(WHAT YOU WILL DO): From the entries below, copy every line where the string "true" appears.

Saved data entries
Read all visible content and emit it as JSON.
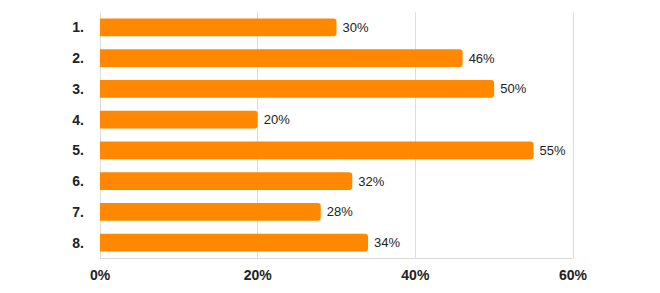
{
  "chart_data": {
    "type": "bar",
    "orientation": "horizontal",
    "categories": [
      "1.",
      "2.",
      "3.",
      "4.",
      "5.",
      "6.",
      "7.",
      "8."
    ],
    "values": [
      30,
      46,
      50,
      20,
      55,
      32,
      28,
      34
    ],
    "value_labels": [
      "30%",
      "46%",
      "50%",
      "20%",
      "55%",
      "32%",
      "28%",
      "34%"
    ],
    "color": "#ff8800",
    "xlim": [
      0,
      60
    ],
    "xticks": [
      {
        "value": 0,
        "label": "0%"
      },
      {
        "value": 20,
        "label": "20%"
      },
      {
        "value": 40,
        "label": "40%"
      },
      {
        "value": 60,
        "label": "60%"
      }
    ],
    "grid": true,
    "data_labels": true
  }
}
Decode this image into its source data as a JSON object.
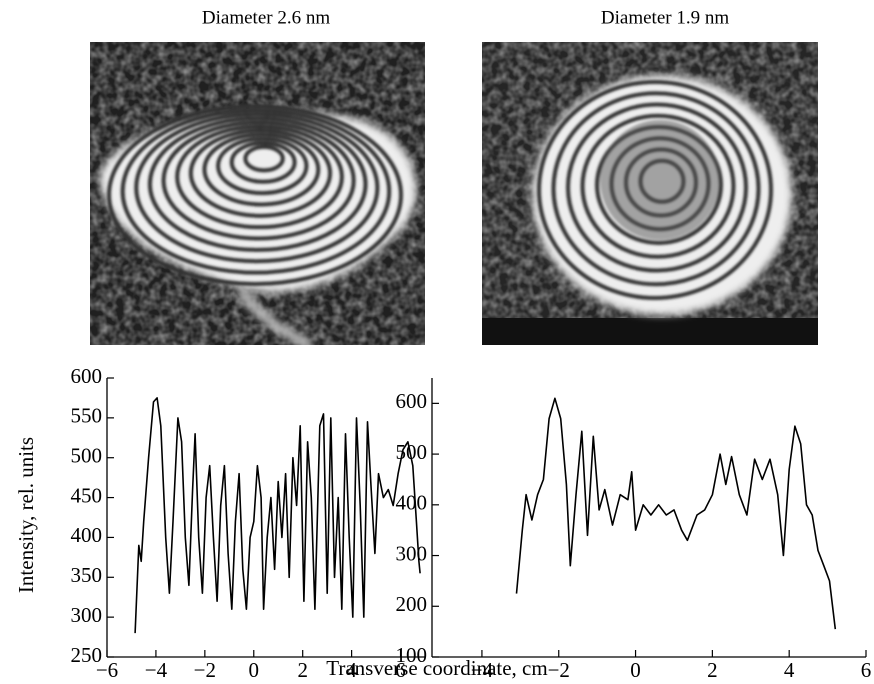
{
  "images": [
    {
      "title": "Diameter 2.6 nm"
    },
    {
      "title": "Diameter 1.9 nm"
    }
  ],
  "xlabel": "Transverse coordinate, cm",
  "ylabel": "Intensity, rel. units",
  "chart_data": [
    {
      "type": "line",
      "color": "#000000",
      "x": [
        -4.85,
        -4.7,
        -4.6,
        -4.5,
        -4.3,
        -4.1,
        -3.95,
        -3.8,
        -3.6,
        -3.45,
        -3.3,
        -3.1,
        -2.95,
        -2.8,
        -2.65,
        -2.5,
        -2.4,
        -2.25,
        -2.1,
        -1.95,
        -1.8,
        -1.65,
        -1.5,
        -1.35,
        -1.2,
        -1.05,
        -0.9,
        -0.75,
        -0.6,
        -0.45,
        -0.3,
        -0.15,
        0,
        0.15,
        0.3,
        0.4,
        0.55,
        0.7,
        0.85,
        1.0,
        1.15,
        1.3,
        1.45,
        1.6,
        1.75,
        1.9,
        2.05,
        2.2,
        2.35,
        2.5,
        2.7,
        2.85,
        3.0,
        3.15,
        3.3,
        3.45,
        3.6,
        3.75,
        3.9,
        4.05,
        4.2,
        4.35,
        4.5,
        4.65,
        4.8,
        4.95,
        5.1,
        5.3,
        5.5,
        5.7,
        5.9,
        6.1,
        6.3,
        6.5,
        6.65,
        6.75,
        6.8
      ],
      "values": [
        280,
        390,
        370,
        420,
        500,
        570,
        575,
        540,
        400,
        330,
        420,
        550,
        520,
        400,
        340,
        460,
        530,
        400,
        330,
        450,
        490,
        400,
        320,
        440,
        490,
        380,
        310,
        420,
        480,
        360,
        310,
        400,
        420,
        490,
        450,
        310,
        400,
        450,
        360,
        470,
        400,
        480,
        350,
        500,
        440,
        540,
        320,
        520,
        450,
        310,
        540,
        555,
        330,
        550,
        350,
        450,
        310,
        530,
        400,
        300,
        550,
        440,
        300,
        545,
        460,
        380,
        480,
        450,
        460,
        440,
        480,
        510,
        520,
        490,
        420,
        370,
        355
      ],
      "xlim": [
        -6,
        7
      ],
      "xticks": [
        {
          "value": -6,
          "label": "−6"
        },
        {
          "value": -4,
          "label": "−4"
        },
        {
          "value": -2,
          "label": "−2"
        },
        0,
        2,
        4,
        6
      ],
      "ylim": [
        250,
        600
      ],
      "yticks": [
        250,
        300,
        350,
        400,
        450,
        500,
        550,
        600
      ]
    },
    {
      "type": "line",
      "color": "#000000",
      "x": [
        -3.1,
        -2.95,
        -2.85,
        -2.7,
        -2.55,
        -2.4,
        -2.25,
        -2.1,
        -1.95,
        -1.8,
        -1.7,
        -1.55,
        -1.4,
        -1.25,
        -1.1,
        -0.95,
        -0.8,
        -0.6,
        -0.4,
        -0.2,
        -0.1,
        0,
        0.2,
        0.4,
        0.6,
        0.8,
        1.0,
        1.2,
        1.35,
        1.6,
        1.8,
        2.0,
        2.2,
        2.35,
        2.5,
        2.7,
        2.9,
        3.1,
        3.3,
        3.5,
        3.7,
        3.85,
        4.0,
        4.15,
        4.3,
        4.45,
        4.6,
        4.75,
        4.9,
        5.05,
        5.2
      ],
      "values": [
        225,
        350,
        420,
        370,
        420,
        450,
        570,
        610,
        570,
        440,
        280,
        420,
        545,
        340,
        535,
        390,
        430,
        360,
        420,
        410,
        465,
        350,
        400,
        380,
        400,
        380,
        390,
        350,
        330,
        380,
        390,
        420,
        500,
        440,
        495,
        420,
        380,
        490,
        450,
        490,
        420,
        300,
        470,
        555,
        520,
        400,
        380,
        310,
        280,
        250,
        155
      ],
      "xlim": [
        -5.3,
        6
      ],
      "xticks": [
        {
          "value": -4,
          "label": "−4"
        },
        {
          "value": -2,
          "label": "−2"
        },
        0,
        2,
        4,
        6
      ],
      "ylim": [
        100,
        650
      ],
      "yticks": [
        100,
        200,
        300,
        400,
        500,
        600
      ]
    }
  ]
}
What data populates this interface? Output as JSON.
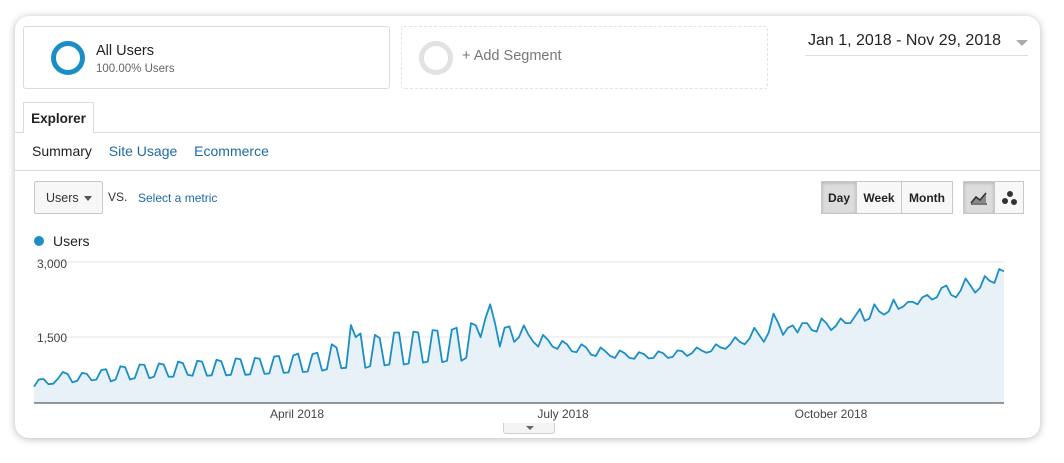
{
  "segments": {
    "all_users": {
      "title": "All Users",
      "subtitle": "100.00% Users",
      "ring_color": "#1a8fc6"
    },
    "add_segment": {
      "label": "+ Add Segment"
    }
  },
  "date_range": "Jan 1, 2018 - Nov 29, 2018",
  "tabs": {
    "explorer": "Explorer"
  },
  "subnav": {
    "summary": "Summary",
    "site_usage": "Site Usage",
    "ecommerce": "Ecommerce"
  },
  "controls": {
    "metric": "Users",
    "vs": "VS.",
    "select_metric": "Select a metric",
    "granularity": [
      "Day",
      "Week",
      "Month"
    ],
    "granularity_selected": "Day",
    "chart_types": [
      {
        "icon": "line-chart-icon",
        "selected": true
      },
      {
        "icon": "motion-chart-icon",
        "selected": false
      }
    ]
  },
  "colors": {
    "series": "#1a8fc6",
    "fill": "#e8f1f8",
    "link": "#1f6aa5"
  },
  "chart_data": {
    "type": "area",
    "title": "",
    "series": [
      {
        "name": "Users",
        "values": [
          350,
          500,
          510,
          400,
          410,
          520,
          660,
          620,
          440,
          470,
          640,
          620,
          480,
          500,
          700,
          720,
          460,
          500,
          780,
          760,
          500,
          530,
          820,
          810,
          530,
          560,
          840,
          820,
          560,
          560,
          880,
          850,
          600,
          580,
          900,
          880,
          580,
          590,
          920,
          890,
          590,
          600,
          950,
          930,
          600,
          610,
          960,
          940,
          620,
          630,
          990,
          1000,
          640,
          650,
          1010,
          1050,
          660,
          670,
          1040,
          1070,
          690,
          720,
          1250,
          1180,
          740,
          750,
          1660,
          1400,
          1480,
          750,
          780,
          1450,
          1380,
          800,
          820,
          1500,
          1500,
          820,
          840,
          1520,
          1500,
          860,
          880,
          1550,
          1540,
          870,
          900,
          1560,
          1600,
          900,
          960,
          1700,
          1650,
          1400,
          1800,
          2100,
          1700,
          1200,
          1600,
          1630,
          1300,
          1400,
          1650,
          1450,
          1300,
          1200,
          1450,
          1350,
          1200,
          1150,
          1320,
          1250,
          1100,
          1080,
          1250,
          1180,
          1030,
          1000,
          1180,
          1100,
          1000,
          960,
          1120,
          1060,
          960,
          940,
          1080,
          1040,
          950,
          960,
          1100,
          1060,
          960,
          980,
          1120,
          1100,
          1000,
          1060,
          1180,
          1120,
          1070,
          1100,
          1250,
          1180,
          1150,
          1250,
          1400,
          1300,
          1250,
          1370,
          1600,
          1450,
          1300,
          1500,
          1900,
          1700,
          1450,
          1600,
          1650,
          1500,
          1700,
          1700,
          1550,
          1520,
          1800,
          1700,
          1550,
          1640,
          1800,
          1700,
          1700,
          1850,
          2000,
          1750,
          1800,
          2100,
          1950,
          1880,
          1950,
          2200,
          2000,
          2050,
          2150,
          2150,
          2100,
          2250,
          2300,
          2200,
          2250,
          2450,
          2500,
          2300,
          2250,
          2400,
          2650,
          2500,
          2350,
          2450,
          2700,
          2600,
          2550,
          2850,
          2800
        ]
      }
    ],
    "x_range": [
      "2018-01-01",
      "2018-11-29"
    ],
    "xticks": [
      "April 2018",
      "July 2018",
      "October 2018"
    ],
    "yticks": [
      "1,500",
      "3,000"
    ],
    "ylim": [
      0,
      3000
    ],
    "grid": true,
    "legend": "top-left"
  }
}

(SOLUTION TO THE PROBLEM):
    "grid": true,
    "data_labels": true
        "selected": true
    "grid": true,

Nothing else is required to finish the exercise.